SET PROBLEM: Copy every line of the listing that holds the string "threshold".
|---|
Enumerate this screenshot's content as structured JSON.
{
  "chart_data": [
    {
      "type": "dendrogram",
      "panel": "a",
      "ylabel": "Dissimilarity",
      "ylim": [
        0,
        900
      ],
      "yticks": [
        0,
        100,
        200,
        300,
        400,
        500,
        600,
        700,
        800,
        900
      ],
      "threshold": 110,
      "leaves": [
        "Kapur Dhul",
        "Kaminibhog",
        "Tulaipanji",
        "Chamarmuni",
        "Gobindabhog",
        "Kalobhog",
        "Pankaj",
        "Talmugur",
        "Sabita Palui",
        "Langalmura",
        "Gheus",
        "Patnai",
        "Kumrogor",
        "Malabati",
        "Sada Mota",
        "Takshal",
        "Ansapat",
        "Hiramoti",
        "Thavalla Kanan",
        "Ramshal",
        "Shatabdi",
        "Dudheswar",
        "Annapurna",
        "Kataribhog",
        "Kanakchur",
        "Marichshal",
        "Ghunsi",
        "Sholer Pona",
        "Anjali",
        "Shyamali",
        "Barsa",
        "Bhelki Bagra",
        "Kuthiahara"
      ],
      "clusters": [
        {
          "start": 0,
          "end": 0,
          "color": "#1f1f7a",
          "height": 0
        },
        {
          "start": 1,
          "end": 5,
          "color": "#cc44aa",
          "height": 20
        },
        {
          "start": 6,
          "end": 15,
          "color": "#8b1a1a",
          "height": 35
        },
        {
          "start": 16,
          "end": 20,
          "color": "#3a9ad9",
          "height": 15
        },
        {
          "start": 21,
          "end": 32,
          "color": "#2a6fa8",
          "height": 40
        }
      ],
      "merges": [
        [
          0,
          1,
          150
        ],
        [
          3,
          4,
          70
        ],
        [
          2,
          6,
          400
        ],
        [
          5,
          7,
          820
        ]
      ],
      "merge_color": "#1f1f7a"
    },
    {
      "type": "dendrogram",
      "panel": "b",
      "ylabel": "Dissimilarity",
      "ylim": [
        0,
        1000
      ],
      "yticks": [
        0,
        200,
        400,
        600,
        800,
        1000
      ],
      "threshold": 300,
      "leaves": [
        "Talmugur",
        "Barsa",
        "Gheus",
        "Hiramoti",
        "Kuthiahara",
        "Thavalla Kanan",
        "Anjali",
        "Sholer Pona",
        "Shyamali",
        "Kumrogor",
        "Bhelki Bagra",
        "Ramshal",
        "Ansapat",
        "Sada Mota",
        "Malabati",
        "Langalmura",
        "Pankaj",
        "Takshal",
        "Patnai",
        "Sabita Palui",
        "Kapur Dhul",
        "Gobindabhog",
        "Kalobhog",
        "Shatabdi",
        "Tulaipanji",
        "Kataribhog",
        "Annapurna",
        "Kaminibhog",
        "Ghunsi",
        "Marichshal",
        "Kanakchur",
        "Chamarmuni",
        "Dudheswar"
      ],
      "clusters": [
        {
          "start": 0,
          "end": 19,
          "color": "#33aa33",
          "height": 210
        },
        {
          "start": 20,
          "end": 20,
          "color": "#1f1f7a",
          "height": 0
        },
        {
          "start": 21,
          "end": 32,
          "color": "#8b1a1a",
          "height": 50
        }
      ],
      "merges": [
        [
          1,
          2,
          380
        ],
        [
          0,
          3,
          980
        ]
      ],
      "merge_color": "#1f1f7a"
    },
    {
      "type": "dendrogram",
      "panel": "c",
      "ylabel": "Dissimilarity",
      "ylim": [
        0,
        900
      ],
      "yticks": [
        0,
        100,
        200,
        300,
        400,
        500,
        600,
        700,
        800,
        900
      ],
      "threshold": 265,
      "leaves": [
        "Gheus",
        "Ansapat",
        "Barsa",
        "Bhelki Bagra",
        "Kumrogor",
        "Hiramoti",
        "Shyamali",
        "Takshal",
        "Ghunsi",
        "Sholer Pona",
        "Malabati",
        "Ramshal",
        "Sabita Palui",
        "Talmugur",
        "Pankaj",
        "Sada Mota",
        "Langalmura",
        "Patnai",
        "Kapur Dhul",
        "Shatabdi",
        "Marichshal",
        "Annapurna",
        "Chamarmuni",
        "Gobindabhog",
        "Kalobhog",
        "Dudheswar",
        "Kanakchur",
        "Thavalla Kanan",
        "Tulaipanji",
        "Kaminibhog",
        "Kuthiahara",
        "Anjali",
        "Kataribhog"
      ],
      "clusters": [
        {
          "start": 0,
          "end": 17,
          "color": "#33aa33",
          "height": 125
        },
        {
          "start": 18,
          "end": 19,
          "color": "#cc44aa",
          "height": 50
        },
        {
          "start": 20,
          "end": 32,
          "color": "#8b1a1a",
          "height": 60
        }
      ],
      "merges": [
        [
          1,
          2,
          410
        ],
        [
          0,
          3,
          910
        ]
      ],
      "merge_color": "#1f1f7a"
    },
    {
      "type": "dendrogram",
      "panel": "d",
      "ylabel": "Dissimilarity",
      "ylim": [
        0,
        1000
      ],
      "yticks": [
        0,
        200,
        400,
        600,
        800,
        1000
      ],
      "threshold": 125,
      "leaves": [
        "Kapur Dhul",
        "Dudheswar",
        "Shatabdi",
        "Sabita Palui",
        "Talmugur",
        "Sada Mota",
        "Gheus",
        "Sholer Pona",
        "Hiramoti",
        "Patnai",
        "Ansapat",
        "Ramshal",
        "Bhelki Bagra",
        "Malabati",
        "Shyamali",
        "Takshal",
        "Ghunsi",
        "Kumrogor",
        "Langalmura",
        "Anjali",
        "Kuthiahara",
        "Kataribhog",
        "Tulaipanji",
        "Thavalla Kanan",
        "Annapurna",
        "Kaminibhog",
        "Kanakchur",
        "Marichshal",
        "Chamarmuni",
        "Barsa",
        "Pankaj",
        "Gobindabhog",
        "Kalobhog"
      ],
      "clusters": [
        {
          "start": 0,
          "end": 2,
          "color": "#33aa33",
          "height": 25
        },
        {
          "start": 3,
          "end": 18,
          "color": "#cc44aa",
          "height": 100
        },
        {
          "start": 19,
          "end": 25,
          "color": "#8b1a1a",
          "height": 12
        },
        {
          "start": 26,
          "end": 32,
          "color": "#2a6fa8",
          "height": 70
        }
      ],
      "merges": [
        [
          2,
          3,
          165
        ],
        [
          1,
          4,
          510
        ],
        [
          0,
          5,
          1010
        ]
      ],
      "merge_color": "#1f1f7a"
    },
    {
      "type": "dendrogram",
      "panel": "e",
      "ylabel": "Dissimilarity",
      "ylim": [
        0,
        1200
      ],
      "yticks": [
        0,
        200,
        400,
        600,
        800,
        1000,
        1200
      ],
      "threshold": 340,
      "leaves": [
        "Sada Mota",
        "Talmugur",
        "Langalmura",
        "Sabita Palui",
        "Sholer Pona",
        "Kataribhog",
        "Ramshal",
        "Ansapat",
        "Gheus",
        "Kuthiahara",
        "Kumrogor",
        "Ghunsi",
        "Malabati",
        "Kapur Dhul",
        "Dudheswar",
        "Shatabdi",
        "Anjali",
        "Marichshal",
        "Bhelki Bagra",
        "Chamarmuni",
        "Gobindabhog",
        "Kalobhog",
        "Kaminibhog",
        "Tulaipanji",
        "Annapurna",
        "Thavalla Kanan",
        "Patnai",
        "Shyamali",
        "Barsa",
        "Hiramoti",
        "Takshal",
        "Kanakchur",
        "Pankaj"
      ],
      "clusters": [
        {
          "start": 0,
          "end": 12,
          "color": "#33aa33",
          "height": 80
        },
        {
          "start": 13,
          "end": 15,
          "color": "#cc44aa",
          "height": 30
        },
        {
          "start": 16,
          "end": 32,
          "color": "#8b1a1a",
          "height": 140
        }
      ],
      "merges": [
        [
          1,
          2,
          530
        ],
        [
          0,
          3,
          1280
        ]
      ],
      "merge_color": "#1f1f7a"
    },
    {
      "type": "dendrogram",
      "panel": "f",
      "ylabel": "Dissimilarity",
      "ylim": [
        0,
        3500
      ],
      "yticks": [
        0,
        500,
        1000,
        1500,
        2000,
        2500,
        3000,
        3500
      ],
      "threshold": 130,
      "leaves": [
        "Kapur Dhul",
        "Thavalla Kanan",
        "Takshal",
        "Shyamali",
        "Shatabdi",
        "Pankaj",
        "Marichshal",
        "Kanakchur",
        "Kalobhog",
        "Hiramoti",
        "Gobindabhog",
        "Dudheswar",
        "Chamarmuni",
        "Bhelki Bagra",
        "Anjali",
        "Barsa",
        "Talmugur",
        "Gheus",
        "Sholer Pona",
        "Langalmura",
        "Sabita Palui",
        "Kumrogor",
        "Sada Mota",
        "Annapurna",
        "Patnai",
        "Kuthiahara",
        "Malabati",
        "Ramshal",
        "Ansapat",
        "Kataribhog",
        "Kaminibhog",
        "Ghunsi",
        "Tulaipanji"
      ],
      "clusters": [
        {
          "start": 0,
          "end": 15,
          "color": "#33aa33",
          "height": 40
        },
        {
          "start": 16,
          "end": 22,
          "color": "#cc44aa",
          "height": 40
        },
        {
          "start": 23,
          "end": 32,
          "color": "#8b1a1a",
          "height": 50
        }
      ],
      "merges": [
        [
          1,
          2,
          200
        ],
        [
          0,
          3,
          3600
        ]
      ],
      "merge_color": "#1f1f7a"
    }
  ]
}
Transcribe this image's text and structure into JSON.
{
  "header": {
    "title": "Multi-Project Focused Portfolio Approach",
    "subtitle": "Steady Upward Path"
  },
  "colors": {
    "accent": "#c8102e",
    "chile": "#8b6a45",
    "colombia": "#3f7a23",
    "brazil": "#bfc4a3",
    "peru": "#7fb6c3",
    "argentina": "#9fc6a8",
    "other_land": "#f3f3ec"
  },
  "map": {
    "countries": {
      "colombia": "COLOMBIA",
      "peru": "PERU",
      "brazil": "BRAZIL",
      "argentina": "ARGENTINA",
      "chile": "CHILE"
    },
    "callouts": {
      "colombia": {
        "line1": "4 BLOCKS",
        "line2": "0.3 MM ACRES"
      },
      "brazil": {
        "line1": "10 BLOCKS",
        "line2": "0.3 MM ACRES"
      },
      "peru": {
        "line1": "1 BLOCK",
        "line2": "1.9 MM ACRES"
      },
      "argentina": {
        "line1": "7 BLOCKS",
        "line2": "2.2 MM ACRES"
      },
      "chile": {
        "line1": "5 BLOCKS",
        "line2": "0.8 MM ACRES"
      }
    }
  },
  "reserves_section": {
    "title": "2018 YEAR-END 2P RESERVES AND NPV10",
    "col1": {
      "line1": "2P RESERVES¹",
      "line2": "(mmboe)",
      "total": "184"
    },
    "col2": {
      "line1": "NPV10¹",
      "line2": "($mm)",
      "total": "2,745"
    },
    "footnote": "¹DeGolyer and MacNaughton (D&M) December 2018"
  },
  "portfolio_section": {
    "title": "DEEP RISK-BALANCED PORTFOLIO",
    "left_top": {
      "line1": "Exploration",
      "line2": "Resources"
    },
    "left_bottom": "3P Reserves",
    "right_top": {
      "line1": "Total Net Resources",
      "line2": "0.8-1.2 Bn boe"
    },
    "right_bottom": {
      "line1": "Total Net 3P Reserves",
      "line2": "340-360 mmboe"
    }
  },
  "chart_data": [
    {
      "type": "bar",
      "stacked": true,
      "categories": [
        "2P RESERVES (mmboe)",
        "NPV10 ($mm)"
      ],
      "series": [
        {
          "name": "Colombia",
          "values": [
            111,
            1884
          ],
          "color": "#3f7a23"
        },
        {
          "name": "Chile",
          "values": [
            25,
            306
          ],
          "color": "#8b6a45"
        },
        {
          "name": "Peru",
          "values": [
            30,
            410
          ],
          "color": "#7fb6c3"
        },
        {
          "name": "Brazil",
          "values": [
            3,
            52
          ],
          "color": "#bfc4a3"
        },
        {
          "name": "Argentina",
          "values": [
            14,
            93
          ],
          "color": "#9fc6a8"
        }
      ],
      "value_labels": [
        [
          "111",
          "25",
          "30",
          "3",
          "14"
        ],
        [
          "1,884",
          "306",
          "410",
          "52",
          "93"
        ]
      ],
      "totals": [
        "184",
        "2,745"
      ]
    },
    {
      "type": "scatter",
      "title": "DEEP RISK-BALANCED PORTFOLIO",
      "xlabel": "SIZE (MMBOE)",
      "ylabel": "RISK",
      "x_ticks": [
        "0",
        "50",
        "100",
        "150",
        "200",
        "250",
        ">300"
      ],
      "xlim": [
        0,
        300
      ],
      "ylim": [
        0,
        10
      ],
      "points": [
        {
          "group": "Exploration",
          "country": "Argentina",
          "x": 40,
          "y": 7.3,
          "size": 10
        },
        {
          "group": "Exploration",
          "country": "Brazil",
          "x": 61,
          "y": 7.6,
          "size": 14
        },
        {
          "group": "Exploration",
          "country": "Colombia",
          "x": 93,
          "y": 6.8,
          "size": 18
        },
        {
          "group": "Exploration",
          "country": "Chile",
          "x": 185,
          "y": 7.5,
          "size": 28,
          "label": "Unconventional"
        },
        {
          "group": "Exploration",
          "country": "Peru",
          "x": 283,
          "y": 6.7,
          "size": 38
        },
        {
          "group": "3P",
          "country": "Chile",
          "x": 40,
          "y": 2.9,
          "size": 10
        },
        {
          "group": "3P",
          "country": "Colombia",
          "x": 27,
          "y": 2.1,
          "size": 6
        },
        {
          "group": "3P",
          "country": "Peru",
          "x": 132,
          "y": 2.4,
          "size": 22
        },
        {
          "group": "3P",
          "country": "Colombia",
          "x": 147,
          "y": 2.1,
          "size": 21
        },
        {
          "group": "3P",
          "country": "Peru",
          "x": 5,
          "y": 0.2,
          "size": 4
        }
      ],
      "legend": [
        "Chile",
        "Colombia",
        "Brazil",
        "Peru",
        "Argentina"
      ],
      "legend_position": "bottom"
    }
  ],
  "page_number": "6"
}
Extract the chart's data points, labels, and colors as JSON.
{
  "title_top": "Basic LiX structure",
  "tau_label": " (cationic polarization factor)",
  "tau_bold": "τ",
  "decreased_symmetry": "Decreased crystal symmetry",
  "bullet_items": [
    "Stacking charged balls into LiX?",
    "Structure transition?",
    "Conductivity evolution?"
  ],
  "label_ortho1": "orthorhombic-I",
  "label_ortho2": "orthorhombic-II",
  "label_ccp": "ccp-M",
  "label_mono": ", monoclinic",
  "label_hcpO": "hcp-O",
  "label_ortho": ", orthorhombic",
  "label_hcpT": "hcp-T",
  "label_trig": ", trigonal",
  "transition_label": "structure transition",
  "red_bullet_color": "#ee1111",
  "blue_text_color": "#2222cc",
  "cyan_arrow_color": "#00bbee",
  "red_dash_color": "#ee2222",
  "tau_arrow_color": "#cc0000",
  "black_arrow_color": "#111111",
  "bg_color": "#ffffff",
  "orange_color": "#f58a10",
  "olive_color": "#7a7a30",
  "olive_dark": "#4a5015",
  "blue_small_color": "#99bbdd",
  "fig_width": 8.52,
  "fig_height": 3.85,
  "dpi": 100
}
|---|
EXERCISE OUTPUT:
      "threshold": 110,
      "threshold": 300,
      "threshold": 265,
      "threshold": 125,
      "threshold": 340,
      "threshold": 130,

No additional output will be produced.